PASSAGE TO READ:
15. Growth requires simplicity. We can’t simply tell someone to focus. Instead, start by simplifying the business (or any part of the business), and focus will follow. I highly recommend “Insanely Simple: The Obsession That Drives Apple's Success,” by Ken Segall, a book about how Apple treats simplicity as a religion.

16. Colleagues matter. My closest relationships over the last 20 years are health club colleagues, strength training colleagues, strength and conditioning coach colleagues, academic exercise scientist colleagues, and other CEOs across all industries that I am connected to. A problem shared is a problem halved. The best meals and best conversations I’ve shared over the last 20 years are with colleagues I care deeply about.

17. Standards and accountability matter. Danny Meyer, founder and longtime CEO of New York-based Union Square Hospitality Group (award-winning restaurants in New York City), told me a year ago that the secret to his business is three words: Don’t f’ing settle. The message is to build great companies by having high standards and holding people accountable to those standards.

18. Extraordinary customer service leads to extraordinary revenue growth. Customer service is a core growth strategy, and extraordinary customer service pays dividends that are compounded by each positive encounter. As the saying goes, people may not remember what you said, but they’ll remember how you made them feel.

19. The greatest customer is you. You have to be in love with your product or service. And if you are in love with your product or service, your team, your customers, and the marketplace will feel it. Ultimately, this is the foundation for an authentic brand.

20. Keep moving forward. My favorite quote from any Rocky movie (and I have a lot of favorites) appears in “Rocky 2.” Apollo Creed is in discussion with his camp about a rematch with Rocky. His manager and trainer, Duke, is trying to deter him. Duke says, “He's all wrong for us, baby. I saw you beat that man like I never saw no man get beat before, and the man kept coming after you. Now, we don't need no man like that in our lives.”

Stay passionate. Stay driven. And never stop.

Sources of Inspiration

Jim Collins is a researcher, speaker, and best-selling author of multiple books, including “Good to Great,” “Built to Last,” and “Great by Choice.” His concepts include Level 5 leadership and BHAGs (Big Hairy Audacious Goals).

Seth Godin is an entrepreneur, marketer, and best-selling author of more than 20 books, including “Purple Cow” and “This Is Marketing.” He introduced the concept of permission marketing and has shaped modern thinking on branding.

Jay Baer is a customer-experience strategist, speaker, and best-selling author of “Talk Triggers” and “Hug Your Haters.” He has founded multiple marketing and consulting companies focused on customer experience and business growth.

Donald Miller is CEO of StoryBrand and the best-selling author of “Building a StoryBrand.” His StoryBrand framework helps organizations clarify brand messaging, sharpen their strategy, and improve customer communication.

Youngme Moon is a Harvard Business School professor and the best-selling author of “Different.” Her research and teaching focus on strategy, innovation, branding, and competitive differentiation in business and consumer markets.

WHAT YOU WILL DO:
A - Answer these questions from the business lessons passage:
(i) Who wrote "Insanely Simple: The Obsession That Drives Apple's Success"?
(ii) What three words did Danny Meyer give as the secret to his business?
(iii) What company is Donald Miller CEO of?
B - Can you repeat the section of the business lessons passage that opens with the words containing "Jay Baer is" and closes with "improve customer communication."?
The listing that comes next is separate material, apart from the business lessons passage.

SOURCE MATERIAL:
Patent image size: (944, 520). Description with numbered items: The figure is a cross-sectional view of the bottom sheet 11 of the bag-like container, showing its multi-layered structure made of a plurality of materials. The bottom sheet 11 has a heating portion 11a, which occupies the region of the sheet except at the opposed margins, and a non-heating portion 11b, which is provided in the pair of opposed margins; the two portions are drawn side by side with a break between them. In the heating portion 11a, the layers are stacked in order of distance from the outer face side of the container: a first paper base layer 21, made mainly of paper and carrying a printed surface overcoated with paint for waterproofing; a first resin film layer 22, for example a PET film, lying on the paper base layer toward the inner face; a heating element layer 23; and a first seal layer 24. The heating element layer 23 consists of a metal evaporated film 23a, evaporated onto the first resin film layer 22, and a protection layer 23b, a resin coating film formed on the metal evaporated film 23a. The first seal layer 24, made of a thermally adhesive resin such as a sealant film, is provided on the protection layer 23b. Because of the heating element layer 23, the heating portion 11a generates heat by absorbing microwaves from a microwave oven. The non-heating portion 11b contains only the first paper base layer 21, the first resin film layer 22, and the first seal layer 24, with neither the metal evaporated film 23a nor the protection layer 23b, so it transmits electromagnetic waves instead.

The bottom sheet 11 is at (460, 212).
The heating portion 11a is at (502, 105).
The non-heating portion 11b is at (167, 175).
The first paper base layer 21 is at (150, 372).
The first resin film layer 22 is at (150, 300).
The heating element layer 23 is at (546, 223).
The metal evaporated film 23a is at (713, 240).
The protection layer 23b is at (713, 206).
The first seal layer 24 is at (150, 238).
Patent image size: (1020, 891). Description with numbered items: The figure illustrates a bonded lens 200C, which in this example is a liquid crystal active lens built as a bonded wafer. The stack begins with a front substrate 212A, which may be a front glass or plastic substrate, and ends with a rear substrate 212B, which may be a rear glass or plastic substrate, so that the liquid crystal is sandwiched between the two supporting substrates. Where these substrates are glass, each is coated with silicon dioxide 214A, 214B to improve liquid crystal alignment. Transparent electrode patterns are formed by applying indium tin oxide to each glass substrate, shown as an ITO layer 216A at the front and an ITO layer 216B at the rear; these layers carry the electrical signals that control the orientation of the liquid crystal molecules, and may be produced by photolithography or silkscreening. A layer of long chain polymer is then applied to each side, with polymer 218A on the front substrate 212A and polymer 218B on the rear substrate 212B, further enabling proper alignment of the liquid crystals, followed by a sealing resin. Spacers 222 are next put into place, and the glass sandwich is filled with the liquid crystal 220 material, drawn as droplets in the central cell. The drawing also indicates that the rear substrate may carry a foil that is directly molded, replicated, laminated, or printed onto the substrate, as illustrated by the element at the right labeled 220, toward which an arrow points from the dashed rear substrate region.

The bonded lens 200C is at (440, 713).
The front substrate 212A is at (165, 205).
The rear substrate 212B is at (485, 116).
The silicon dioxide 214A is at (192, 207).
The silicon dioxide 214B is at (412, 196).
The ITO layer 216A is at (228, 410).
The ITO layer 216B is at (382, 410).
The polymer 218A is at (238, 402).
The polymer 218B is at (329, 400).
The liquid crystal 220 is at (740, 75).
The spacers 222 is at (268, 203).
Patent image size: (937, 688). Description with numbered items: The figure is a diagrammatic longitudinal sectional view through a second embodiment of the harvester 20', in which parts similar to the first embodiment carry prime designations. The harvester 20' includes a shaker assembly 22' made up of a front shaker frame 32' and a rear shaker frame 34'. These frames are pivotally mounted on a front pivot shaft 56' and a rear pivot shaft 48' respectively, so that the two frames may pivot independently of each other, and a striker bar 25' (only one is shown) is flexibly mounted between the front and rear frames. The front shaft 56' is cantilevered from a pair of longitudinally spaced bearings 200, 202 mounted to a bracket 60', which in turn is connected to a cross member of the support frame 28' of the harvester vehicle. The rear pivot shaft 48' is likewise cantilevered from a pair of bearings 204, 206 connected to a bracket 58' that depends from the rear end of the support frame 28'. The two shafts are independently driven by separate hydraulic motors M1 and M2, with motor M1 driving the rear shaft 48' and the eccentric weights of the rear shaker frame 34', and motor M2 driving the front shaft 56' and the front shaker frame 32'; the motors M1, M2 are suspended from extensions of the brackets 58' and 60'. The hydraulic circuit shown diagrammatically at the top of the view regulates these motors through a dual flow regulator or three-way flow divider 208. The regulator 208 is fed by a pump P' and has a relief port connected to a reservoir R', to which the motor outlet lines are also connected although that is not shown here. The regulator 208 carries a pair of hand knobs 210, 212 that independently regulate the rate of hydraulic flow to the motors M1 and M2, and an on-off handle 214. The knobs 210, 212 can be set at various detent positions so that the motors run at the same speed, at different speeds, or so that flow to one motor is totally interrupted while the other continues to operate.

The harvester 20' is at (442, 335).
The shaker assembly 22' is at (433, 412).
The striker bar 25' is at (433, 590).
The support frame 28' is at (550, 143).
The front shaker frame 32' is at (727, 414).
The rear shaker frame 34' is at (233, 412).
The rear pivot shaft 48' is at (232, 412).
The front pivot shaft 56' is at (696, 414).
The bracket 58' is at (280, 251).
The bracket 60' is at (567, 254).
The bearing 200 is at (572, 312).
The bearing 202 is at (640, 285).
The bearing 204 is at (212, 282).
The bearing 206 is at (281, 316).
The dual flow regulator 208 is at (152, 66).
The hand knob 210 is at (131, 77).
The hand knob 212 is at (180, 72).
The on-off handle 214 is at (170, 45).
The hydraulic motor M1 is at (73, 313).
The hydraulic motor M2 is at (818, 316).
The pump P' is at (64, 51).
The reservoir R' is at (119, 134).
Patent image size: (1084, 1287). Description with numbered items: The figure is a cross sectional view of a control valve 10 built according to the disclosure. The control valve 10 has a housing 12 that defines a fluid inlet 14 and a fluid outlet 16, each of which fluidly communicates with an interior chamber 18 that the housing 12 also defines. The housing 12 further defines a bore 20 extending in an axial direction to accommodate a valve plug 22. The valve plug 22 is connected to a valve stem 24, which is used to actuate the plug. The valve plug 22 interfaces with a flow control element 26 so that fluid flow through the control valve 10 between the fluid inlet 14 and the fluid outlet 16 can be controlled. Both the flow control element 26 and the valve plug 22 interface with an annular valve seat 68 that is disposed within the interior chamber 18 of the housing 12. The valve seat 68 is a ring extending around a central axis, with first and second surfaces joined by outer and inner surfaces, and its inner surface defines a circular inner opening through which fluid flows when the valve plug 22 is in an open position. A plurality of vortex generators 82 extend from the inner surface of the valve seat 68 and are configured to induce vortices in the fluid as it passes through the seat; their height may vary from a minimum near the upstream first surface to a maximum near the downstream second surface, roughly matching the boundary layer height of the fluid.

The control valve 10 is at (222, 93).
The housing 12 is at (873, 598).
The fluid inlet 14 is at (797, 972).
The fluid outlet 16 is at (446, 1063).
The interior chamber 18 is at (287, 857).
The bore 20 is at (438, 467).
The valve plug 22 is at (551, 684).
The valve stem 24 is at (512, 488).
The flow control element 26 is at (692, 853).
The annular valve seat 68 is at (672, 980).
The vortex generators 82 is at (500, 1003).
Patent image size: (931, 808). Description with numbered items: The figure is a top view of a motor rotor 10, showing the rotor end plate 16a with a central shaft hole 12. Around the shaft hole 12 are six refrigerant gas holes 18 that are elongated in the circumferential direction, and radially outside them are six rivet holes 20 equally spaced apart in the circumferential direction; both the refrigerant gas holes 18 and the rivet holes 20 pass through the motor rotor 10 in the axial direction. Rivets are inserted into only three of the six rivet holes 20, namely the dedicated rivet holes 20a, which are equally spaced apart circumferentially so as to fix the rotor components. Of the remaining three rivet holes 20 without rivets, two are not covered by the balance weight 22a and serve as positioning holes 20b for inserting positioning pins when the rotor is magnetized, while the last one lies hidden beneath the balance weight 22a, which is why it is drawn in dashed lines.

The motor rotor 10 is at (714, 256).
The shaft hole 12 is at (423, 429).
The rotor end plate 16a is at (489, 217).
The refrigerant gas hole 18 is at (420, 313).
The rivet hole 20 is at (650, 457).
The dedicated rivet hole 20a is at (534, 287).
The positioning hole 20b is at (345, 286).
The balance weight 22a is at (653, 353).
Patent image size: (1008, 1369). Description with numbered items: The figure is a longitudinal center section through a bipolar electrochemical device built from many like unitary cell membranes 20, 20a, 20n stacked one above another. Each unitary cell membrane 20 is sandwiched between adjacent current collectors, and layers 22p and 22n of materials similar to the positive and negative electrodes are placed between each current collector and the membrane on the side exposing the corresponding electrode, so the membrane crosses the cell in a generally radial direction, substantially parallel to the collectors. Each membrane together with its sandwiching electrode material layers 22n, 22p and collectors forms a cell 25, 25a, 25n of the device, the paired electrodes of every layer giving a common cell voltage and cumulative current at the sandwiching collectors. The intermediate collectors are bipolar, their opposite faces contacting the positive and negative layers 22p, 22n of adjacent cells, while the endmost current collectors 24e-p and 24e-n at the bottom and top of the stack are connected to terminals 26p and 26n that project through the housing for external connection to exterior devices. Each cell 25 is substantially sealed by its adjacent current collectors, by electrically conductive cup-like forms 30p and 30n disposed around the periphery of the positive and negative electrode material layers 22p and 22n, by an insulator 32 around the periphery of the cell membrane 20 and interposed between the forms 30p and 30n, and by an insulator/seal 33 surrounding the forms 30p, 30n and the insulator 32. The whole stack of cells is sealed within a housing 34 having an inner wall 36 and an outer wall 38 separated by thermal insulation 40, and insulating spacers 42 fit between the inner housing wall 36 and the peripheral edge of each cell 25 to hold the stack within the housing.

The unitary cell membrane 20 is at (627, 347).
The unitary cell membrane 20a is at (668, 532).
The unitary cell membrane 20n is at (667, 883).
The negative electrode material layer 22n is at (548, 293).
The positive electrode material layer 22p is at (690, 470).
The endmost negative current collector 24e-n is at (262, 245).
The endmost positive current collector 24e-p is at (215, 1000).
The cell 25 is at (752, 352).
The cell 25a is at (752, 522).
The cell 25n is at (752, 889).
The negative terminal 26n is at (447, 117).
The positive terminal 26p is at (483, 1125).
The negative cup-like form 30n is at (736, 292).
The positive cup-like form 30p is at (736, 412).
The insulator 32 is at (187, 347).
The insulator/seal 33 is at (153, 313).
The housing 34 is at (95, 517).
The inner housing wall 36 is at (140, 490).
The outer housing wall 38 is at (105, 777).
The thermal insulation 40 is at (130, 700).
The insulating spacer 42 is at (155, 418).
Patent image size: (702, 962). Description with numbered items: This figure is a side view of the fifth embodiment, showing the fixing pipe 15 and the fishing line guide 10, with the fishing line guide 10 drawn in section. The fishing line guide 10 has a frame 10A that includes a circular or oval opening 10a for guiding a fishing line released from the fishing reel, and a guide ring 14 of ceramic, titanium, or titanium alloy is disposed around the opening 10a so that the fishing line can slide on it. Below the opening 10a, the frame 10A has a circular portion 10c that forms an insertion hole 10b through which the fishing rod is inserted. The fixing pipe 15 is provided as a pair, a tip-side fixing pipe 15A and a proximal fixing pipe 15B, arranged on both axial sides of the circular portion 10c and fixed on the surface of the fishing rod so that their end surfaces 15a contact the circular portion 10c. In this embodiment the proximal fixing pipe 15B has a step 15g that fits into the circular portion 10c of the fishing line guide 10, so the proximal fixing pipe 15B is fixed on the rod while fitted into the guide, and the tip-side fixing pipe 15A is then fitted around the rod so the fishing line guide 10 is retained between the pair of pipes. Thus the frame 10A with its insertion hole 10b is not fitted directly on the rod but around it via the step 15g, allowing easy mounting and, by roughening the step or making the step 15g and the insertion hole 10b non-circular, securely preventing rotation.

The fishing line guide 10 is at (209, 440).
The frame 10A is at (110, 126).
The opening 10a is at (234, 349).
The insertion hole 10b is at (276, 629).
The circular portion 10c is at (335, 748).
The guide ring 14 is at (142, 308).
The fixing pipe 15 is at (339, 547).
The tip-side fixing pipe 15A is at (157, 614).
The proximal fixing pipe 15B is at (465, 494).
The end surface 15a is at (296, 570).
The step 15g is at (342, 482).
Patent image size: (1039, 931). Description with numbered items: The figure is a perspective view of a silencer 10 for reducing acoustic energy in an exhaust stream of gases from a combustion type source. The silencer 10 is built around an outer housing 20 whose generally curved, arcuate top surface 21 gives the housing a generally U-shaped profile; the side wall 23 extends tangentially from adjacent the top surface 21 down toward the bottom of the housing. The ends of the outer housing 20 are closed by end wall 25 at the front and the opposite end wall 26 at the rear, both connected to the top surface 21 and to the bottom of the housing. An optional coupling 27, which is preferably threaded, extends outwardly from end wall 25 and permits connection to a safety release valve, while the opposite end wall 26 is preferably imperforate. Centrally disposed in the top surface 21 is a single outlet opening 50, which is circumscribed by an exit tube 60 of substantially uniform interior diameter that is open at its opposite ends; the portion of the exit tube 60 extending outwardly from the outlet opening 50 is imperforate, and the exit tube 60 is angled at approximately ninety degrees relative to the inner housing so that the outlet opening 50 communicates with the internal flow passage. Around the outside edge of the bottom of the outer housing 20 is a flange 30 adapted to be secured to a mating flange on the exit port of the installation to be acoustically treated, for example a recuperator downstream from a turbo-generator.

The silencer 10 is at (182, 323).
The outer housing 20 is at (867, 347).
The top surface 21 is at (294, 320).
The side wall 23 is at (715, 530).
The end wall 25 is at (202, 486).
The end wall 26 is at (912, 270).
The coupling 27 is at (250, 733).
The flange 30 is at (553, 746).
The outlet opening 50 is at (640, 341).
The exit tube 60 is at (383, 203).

RESULTS FOR EACH TASK:
A -
(i) Ken Segall
(ii) Don't f'ing settle
(iii) StoryBrand

B -
Jay Baer is a customer-experience strategist, speaker, and best-selling author of “Talk Triggers” and “Hug Your Haters.” He has founded multiple marketing and consulting companies focused on customer experience and business growth.

Donald Miller is CEO of StoryBrand and the best-selling author of “Building a StoryBrand.” His StoryBrand framework helps organizations clarify brand messaging, sharpen their strategy, and improve customer communication.